[Stored data]
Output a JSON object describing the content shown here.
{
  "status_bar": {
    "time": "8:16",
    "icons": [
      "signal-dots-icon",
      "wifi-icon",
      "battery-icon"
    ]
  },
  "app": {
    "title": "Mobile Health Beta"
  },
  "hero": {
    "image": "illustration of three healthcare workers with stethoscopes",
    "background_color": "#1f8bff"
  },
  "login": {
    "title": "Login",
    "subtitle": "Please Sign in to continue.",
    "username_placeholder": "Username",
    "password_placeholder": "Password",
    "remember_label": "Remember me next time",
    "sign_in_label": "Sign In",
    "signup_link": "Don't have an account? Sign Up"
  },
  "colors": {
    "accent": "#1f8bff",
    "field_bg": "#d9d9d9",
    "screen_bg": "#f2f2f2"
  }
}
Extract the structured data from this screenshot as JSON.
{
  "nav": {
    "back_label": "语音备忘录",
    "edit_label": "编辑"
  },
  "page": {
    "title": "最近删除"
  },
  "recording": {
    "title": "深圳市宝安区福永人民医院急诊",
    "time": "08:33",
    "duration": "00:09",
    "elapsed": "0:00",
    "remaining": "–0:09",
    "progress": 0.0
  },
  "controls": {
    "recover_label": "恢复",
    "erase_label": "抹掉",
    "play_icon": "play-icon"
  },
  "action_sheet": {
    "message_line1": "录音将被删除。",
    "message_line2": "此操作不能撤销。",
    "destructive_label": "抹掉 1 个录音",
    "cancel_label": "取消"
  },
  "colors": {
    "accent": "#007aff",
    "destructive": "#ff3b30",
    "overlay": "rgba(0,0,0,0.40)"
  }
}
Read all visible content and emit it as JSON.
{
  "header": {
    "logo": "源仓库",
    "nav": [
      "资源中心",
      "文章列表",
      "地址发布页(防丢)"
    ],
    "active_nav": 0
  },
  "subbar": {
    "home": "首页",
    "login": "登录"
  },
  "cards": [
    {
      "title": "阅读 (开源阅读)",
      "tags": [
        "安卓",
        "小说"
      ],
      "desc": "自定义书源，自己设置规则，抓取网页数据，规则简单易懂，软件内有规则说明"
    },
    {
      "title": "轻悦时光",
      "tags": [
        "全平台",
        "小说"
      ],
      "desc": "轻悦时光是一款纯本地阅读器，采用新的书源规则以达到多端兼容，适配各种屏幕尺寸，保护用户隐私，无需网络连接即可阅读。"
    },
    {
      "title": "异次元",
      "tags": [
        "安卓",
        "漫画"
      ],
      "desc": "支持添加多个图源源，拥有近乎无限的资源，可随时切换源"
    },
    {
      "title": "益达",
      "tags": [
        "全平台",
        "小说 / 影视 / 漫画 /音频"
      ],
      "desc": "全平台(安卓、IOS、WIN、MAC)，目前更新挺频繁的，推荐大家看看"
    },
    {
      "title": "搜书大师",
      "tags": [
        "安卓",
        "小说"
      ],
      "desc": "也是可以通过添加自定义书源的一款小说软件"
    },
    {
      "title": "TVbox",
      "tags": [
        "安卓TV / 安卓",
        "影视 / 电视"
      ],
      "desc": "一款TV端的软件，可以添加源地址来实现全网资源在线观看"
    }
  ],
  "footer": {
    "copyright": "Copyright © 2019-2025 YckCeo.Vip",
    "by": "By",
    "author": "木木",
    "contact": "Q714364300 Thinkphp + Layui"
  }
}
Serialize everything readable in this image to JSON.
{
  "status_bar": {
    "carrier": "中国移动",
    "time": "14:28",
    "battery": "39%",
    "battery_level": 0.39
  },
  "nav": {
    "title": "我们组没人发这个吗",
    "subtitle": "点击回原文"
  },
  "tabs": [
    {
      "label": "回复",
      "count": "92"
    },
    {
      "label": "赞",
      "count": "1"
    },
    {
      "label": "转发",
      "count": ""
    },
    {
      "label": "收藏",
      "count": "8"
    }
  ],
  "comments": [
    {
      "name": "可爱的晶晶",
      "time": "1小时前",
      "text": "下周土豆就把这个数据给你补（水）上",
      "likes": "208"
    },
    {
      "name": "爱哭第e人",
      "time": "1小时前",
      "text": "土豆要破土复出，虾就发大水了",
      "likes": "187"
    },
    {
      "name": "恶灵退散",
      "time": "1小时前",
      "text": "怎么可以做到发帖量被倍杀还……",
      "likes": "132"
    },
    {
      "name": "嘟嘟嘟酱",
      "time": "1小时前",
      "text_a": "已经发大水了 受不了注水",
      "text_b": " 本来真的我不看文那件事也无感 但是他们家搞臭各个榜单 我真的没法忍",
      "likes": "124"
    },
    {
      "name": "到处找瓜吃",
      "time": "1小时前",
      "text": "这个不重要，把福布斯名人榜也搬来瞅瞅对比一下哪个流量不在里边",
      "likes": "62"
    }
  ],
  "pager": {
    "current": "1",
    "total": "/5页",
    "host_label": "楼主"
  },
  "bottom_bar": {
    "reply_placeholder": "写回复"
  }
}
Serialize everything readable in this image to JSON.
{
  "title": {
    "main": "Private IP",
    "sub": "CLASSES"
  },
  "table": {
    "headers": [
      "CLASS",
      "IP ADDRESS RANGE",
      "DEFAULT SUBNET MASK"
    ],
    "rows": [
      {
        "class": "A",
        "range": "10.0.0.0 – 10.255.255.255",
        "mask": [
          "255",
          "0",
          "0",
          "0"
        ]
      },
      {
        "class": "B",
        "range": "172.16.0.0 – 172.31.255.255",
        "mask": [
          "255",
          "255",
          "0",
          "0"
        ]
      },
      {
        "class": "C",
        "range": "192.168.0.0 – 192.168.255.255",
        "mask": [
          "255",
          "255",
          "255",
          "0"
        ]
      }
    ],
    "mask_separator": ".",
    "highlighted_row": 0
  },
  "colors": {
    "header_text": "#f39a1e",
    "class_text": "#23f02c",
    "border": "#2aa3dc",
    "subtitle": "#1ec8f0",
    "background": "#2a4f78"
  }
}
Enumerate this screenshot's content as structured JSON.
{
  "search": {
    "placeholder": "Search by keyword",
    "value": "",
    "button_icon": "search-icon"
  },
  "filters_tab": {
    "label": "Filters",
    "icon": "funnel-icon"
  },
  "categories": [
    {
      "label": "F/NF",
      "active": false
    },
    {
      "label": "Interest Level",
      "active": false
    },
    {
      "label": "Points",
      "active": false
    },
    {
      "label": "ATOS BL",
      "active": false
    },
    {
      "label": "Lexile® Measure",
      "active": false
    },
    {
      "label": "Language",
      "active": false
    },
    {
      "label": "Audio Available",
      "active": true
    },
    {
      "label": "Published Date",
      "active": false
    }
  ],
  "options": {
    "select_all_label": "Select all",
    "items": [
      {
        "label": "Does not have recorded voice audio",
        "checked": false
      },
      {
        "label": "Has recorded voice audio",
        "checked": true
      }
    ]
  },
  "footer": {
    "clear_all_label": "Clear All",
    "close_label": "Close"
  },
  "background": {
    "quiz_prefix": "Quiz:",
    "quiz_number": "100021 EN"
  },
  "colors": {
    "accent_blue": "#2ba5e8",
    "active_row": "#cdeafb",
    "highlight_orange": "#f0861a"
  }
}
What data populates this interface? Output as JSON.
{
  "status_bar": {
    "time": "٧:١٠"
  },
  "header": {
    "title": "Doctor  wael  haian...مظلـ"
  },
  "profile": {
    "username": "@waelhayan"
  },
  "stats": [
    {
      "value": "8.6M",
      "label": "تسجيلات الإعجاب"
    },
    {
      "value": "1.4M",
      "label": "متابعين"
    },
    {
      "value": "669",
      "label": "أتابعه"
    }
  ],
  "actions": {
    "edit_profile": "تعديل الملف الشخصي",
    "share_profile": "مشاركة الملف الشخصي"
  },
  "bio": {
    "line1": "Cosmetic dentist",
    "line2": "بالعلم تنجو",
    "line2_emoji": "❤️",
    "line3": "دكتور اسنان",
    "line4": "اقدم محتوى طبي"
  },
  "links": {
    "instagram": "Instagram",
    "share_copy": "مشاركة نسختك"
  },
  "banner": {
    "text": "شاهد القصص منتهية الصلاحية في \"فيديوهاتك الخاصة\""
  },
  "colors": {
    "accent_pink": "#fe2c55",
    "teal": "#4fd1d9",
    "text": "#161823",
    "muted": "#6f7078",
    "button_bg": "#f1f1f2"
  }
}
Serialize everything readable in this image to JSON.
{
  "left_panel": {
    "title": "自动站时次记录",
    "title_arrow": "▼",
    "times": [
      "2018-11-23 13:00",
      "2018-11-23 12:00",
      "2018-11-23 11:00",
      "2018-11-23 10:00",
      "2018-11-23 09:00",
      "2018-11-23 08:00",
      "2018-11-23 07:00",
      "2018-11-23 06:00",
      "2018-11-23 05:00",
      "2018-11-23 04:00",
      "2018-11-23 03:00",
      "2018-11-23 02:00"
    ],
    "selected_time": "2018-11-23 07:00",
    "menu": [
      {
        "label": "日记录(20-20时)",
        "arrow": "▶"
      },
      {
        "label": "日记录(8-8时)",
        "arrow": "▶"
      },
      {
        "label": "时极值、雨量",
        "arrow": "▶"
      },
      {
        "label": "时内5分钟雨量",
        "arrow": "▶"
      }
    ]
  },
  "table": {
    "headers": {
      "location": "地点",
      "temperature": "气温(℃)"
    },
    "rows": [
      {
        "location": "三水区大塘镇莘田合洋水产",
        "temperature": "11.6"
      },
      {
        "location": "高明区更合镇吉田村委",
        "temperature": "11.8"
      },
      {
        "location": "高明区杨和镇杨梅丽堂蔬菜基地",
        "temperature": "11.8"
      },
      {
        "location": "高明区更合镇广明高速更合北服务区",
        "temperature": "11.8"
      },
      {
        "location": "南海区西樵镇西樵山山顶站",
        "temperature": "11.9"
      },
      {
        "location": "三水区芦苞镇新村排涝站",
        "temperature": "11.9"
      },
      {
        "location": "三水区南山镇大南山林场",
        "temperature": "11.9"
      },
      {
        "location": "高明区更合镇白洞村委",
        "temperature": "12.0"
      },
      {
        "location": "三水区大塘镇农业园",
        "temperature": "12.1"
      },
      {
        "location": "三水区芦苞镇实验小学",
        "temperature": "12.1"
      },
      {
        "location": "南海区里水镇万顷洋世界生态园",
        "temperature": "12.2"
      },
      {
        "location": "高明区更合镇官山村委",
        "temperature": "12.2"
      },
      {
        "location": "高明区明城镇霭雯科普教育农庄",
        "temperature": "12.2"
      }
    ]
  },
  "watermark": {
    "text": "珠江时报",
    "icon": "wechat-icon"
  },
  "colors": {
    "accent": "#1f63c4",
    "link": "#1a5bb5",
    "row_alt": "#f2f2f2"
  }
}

* [WHAT YOU HAVE TO DO]
Copy each line above that contains the string "voice".

* [SOLUTION TO THE PROBLEM]
        "label": "Does not have recorded voice audio",
        "label": "Has recorded voice audio",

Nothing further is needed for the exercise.